> _STATED GOAL_
From the line containing "Output the underlying" through the last line of the entries, output the text exactly. Pictures stay out.

> _EXERCISE INPUT_
+ + +

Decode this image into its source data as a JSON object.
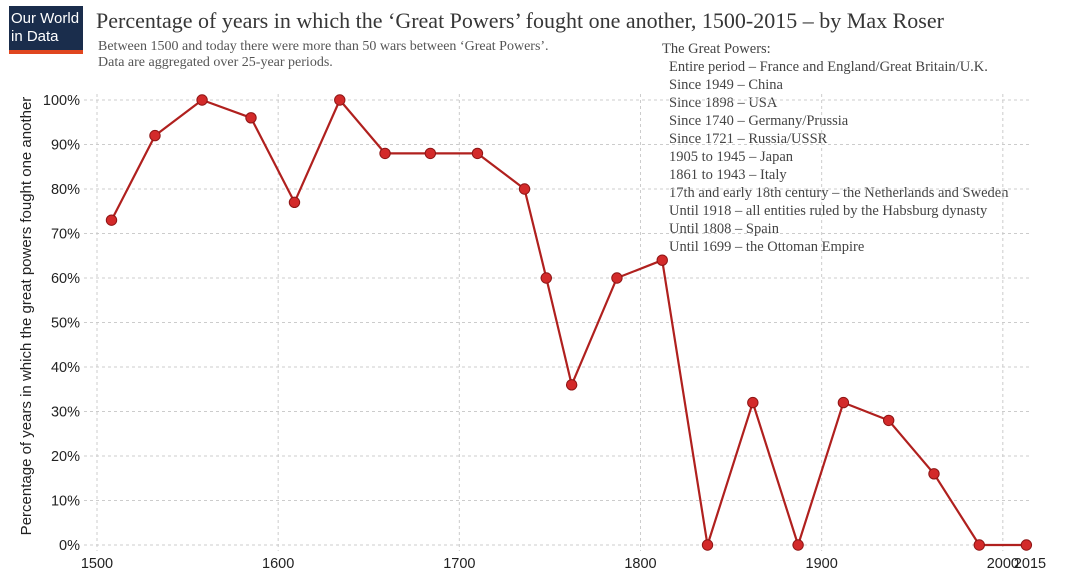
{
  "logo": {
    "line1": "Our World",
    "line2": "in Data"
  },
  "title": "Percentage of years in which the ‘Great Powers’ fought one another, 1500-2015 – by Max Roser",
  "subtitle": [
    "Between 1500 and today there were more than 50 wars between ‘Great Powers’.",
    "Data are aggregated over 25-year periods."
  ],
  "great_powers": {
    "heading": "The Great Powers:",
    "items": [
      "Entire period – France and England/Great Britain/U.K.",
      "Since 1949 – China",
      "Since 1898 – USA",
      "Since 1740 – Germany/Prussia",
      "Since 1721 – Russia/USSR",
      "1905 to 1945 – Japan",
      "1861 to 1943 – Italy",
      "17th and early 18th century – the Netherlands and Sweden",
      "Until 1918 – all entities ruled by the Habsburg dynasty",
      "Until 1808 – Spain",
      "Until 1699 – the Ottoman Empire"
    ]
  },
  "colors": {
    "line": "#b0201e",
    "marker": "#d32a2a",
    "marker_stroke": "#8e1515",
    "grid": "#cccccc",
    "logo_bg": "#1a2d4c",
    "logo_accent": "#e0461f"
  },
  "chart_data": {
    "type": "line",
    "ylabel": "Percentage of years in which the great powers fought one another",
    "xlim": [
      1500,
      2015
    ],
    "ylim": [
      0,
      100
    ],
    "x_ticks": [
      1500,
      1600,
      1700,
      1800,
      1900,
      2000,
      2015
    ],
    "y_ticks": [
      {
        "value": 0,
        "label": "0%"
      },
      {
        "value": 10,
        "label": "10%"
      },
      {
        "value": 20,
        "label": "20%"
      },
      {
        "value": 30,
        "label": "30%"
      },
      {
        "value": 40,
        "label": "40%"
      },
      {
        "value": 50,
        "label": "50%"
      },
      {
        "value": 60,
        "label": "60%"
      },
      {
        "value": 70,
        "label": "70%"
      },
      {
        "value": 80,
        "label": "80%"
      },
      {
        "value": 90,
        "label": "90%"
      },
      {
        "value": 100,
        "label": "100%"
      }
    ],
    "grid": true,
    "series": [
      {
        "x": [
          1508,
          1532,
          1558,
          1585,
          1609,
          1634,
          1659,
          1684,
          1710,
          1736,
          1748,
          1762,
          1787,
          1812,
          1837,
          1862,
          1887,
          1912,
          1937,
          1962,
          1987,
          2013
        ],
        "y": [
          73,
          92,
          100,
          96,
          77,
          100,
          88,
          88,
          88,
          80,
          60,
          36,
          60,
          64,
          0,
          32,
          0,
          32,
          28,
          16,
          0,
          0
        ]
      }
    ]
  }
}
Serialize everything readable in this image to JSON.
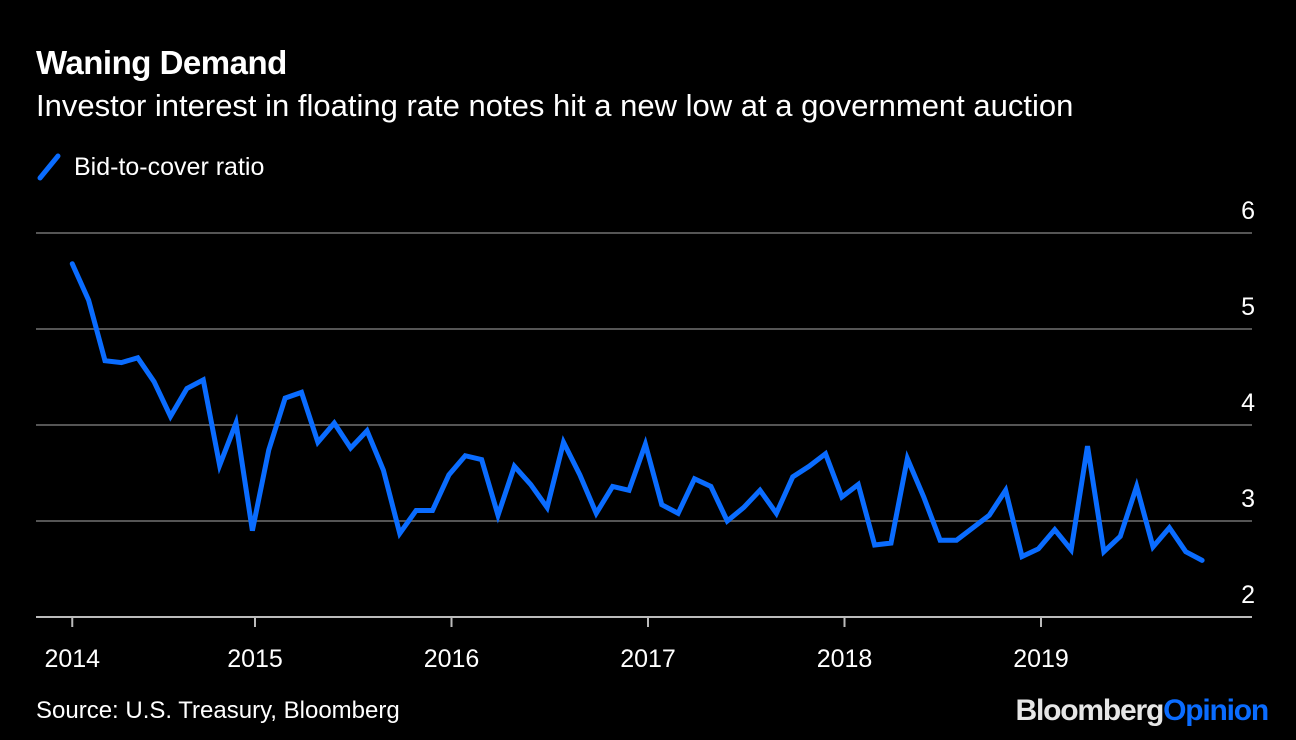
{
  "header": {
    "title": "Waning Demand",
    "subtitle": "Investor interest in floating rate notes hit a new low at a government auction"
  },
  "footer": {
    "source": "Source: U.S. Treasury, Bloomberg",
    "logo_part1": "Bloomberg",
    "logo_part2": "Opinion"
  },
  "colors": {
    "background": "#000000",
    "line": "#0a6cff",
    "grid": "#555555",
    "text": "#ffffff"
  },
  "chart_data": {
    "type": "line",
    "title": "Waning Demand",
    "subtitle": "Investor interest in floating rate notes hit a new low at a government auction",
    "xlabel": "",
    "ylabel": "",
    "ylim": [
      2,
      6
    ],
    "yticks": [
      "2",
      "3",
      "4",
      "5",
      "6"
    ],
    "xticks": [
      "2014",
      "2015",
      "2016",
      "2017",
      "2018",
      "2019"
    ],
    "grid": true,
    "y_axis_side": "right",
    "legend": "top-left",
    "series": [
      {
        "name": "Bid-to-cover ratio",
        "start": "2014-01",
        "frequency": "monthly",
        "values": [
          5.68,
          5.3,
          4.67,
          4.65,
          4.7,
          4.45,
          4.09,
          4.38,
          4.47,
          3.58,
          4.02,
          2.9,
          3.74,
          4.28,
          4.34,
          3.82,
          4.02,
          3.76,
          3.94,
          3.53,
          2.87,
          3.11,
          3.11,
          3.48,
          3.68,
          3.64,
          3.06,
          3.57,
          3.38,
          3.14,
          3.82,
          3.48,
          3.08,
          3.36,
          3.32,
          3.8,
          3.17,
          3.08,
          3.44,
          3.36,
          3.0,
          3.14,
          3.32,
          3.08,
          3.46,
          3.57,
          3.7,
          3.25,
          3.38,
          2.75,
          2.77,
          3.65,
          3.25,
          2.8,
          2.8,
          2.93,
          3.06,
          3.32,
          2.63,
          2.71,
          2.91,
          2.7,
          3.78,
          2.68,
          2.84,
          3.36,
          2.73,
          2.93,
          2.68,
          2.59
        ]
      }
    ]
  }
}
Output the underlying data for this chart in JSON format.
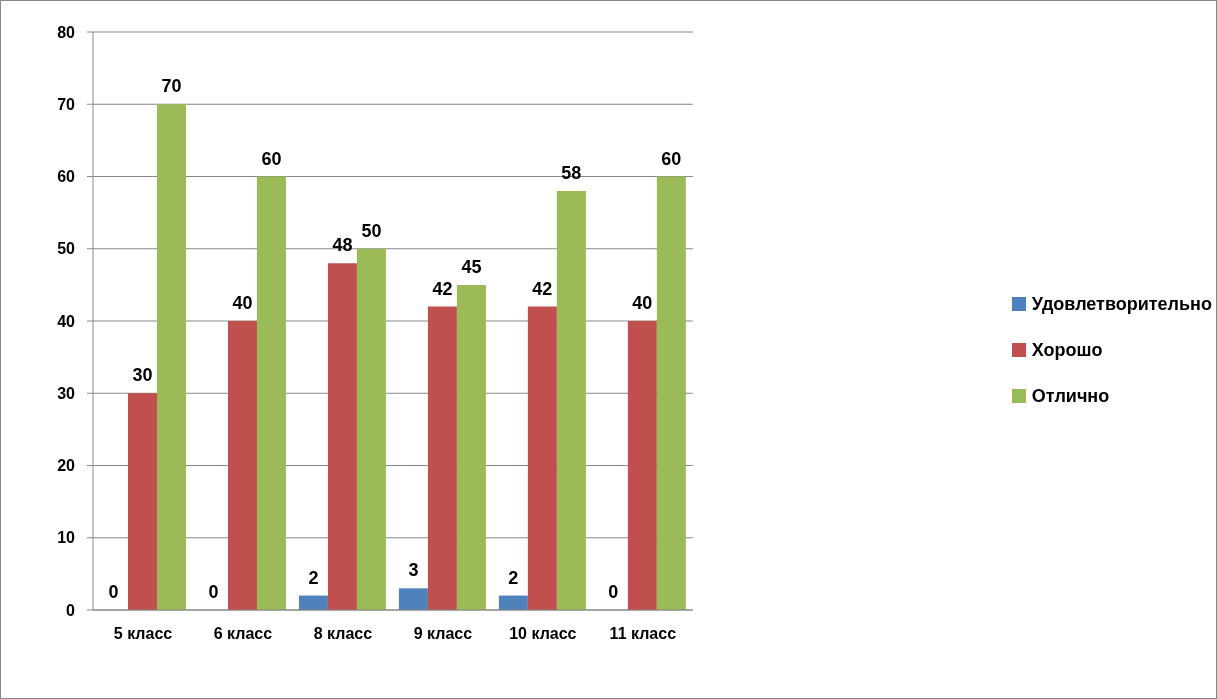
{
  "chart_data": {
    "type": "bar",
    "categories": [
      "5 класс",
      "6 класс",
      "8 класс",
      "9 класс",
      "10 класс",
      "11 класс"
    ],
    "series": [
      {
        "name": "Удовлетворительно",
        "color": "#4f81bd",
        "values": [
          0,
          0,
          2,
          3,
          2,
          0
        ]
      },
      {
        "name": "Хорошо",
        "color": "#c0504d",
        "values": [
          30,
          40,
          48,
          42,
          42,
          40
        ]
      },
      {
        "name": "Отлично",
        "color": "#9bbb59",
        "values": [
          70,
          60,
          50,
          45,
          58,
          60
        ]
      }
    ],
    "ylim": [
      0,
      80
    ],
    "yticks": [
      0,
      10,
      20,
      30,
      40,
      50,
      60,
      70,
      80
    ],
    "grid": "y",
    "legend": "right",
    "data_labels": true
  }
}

+ + +

> _SOLUTION FOR THIS PROBLEM_
Output the underlying data for this chart in JSON format.
{
  "chart_data": {
    "type": "bar",
    "categories": [
      "5 класс",
      "6 класс",
      "8 класс",
      "9 класс",
      "10 класс",
      "11 класс"
    ],
    "series": [
      {
        "name": "Удовлетворительно",
        "color": "#4f81bd",
        "values": [
          0,
          0,
          2,
          3,
          2,
          0
        ]
      },
      {
        "name": "Хорошо",
        "color": "#c0504d",
        "values": [
          30,
          40,
          48,
          42,
          42,
          40
        ]
      },
      {
        "name": "Отлично",
        "color": "#9bbb59",
        "values": [
          70,
          60,
          50,
          45,
          58,
          60
        ]
      }
    ],
    "ylim": [
      0,
      80
    ],
    "yticks": [
      0,
      10,
      20,
      30,
      40,
      50,
      60,
      70,
      80
    ],
    "grid": "y",
    "legend": "right",
    "data_labels": true
  }
}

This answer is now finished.